→ THE RECORDS
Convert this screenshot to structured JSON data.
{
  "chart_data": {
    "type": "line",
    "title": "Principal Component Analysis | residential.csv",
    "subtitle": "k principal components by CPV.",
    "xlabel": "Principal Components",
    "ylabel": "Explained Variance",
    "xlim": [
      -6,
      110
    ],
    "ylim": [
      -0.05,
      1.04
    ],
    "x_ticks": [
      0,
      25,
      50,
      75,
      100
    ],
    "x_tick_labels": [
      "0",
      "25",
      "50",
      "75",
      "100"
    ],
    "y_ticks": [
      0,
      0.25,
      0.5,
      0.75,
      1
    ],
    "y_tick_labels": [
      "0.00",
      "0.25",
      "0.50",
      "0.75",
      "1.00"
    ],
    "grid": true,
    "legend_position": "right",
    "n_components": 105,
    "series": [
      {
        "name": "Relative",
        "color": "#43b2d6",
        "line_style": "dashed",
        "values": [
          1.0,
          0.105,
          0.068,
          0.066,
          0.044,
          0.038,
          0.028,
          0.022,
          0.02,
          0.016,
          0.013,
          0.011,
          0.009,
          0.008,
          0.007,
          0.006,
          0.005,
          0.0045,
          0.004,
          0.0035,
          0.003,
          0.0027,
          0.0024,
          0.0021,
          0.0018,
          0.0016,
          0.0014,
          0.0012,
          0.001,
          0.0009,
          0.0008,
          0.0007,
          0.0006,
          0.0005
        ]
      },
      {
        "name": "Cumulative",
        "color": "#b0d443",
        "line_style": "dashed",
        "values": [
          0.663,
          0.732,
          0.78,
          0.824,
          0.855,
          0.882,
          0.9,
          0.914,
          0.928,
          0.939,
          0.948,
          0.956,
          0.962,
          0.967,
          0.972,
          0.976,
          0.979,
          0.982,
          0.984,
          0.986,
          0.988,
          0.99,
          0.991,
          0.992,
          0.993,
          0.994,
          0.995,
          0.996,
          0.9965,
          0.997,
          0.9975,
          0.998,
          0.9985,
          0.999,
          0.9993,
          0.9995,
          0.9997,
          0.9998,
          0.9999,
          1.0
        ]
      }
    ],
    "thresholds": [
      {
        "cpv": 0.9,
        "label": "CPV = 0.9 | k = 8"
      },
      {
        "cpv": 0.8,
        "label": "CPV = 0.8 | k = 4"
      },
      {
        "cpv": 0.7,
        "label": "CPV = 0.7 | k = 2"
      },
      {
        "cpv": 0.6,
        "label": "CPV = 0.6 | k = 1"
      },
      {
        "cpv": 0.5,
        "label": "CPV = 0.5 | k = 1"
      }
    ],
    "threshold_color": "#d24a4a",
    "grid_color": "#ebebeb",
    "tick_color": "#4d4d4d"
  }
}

→ WRITTEN REQUEST
From the records above, extract every entry verbatim.

→ FINAL RESULT
Convert this screenshot to structured JSON data.
{
  "chart_data": {
    "type": "line",
    "title": "Principal Component Analysis | residential.csv",
    "subtitle": "k principal components by CPV.",
    "xlabel": "Principal Components",
    "ylabel": "Explained Variance",
    "xlim": [
      -6,
      110
    ],
    "ylim": [
      -0.05,
      1.04
    ],
    "x_ticks": [
      0,
      25,
      50,
      75,
      100
    ],
    "x_tick_labels": [
      "0",
      "25",
      "50",
      "75",
      "100"
    ],
    "y_ticks": [
      0,
      0.25,
      0.5,
      0.75,
      1
    ],
    "y_tick_labels": [
      "0.00",
      "0.25",
      "0.50",
      "0.75",
      "1.00"
    ],
    "grid": true,
    "legend_position": "right",
    "n_components": 105,
    "series": [
      {
        "name": "Relative",
        "color": "#43b2d6",
        "line_style": "dashed",
        "values": [
          1.0,
          0.105,
          0.068,
          0.066,
          0.044,
          0.038,
          0.028,
          0.022,
          0.02,
          0.016,
          0.013,
          0.011,
          0.009,
          0.008,
          0.007,
          0.006,
          0.005,
          0.0045,
          0.004,
          0.0035,
          0.003,
          0.0027,
          0.0024,
          0.0021,
          0.0018,
          0.0016,
          0.0014,
          0.0012,
          0.001,
          0.0009,
          0.0008,
          0.0007,
          0.0006,
          0.0005
        ]
      },
      {
        "name": "Cumulative",
        "color": "#b0d443",
        "line_style": "dashed",
        "values": [
          0.663,
          0.732,
          0.78,
          0.824,
          0.855,
          0.882,
          0.9,
          0.914,
          0.928,
          0.939,
          0.948,
          0.956,
          0.962,
          0.967,
          0.972,
          0.976,
          0.979,
          0.982,
          0.984,
          0.986,
          0.988,
          0.99,
          0.991,
          0.992,
          0.993,
          0.994,
          0.995,
          0.996,
          0.9965,
          0.997,
          0.9975,
          0.998,
          0.9985,
          0.999,
          0.9993,
          0.9995,
          0.9997,
          0.9998,
          0.9999,
          1.0
        ]
      }
    ],
    "thresholds": [
      {
        "cpv": 0.9,
        "label": "CPV = 0.9 | k = 8"
      },
      {
        "cpv": 0.8,
        "label": "CPV = 0.8 | k = 4"
      },
      {
        "cpv": 0.7,
        "label": "CPV = 0.7 | k = 2"
      },
      {
        "cpv": 0.6,
        "label": "CPV = 0.6 | k = 1"
      },
      {
        "cpv": 0.5,
        "label": "CPV = 0.5 | k = 1"
      }
    ],
    "threshold_color": "#d24a4a",
    "grid_color": "#ebebeb",
    "tick_color": "#4d4d4d"
  }
}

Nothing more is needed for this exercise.